## Task instructions:
Which lines in the material below contain the word "units"? Copy each of them.

## Input material:
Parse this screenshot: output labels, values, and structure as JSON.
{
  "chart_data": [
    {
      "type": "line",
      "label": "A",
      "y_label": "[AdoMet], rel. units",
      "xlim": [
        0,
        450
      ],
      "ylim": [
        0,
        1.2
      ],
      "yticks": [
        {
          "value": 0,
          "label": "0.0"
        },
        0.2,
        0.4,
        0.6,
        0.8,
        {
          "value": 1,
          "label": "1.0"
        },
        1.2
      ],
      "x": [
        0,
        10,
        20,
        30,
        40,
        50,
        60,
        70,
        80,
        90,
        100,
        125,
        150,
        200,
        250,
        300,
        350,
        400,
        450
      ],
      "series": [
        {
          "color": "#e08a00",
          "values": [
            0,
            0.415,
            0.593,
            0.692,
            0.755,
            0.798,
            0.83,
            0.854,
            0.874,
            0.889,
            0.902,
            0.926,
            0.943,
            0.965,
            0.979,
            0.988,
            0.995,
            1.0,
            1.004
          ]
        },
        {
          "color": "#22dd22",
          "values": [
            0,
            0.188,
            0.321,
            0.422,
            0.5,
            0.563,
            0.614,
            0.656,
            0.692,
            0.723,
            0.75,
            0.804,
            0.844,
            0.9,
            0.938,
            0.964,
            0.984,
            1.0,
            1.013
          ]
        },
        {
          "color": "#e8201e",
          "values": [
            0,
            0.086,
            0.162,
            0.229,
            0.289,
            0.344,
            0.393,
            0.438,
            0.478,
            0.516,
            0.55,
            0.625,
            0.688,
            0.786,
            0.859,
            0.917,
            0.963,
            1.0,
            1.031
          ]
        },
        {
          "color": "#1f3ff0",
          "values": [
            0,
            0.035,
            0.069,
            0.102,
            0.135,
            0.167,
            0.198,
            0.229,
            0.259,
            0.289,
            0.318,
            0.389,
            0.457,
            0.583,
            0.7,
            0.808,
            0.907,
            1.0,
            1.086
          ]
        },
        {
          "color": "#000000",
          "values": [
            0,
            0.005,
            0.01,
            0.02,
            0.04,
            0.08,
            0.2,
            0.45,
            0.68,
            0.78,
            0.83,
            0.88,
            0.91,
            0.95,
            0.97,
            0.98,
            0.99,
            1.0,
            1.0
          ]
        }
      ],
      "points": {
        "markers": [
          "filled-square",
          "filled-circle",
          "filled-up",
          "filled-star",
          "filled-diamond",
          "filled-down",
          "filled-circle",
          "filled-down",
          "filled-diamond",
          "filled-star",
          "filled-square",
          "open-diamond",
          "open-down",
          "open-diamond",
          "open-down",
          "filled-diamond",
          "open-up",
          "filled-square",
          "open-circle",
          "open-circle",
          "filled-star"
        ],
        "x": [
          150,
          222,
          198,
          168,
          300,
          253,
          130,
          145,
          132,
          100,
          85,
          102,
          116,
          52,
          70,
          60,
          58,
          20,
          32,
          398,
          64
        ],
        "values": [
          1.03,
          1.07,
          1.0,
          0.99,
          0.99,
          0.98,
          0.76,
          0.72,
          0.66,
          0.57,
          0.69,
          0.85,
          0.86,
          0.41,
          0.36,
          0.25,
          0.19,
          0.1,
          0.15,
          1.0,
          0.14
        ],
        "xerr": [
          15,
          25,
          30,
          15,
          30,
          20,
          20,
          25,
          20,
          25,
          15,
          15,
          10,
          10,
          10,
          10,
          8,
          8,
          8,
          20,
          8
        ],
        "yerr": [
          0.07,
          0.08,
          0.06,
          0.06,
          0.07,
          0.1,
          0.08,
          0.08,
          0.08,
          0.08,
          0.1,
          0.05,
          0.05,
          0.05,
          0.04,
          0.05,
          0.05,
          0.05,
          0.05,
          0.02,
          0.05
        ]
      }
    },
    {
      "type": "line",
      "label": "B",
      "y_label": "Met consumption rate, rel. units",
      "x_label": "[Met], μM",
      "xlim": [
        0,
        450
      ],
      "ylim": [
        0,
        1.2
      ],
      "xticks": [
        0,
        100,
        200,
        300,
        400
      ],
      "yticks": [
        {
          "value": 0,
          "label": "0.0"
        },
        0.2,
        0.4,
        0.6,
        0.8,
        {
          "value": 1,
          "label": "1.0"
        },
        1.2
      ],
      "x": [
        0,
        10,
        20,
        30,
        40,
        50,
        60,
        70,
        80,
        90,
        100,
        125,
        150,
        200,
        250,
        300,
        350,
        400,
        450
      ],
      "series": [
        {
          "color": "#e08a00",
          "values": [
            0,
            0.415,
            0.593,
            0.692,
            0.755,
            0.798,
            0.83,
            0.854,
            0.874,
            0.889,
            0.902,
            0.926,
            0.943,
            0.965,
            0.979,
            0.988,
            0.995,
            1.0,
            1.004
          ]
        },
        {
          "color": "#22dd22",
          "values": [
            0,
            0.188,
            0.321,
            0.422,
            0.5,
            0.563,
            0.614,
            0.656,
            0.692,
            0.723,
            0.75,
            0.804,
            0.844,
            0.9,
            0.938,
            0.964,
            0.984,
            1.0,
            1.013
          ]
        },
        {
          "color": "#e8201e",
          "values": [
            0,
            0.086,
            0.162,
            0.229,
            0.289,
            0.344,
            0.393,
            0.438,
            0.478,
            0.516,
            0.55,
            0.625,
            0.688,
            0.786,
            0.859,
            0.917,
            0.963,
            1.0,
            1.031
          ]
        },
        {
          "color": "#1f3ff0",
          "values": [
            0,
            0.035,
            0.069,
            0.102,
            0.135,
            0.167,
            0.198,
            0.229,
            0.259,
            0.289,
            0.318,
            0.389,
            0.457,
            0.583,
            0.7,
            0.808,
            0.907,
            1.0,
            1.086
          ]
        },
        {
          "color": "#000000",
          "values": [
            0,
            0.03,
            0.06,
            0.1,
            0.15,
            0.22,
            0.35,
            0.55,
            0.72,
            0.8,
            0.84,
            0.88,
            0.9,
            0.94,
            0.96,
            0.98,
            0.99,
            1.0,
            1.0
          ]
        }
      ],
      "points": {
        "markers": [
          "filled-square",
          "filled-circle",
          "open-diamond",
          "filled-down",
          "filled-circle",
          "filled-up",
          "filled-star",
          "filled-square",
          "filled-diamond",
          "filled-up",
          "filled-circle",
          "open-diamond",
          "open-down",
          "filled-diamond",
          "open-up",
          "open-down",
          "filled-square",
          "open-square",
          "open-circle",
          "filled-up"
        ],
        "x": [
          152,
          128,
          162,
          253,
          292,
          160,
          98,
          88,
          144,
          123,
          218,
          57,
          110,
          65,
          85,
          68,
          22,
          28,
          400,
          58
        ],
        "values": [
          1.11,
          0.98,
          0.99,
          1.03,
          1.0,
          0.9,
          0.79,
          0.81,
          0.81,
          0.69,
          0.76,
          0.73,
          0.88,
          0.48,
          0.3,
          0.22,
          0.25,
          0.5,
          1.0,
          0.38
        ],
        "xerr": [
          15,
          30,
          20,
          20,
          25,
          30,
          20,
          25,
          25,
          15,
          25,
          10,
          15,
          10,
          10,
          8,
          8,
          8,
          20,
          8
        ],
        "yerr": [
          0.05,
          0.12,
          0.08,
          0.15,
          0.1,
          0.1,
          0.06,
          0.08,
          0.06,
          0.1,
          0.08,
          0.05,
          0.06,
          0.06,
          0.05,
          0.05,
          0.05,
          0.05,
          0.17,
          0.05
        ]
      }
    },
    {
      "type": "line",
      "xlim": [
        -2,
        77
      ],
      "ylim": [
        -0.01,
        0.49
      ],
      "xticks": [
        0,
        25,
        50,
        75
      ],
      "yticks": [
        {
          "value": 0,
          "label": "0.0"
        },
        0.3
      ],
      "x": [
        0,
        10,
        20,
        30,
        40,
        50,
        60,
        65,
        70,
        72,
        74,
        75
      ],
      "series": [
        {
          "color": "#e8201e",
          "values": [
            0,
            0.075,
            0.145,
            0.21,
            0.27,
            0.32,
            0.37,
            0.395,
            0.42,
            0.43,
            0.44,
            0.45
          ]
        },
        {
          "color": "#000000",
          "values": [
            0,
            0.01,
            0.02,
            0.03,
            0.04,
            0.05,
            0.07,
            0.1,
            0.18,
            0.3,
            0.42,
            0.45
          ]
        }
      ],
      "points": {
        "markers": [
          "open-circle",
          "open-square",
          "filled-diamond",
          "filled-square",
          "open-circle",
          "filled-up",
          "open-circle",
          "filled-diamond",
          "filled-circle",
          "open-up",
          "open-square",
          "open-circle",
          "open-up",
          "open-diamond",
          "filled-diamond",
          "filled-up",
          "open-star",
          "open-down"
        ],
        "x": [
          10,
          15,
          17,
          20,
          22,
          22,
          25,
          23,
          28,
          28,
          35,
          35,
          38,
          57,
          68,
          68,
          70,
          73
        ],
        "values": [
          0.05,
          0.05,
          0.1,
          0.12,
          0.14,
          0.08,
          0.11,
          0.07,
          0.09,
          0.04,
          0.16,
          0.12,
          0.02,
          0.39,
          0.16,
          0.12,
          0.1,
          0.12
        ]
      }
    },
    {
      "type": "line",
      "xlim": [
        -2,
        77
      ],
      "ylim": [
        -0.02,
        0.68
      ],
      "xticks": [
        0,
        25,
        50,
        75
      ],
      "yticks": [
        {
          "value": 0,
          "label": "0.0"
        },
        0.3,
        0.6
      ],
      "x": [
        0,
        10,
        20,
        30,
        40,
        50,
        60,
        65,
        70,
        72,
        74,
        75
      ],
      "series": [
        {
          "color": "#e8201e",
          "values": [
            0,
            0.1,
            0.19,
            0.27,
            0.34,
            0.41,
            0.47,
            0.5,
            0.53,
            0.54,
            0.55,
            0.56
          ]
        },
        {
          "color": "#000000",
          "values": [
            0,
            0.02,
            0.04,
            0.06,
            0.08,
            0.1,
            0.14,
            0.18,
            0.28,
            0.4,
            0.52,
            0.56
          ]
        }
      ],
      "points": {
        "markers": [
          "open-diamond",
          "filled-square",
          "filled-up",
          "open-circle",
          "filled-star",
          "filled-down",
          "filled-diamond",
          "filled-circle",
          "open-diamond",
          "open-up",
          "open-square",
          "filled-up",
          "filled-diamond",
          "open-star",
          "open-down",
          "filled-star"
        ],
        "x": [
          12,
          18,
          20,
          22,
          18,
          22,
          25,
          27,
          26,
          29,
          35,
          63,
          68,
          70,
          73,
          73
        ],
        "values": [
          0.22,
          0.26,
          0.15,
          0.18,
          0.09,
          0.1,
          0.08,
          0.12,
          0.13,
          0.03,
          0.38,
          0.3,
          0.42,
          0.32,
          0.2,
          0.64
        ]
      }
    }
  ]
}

## Solved exercise:
      "y_label": "[AdoMet], rel. units",
      "y_label": "Met consumption rate, rel. units",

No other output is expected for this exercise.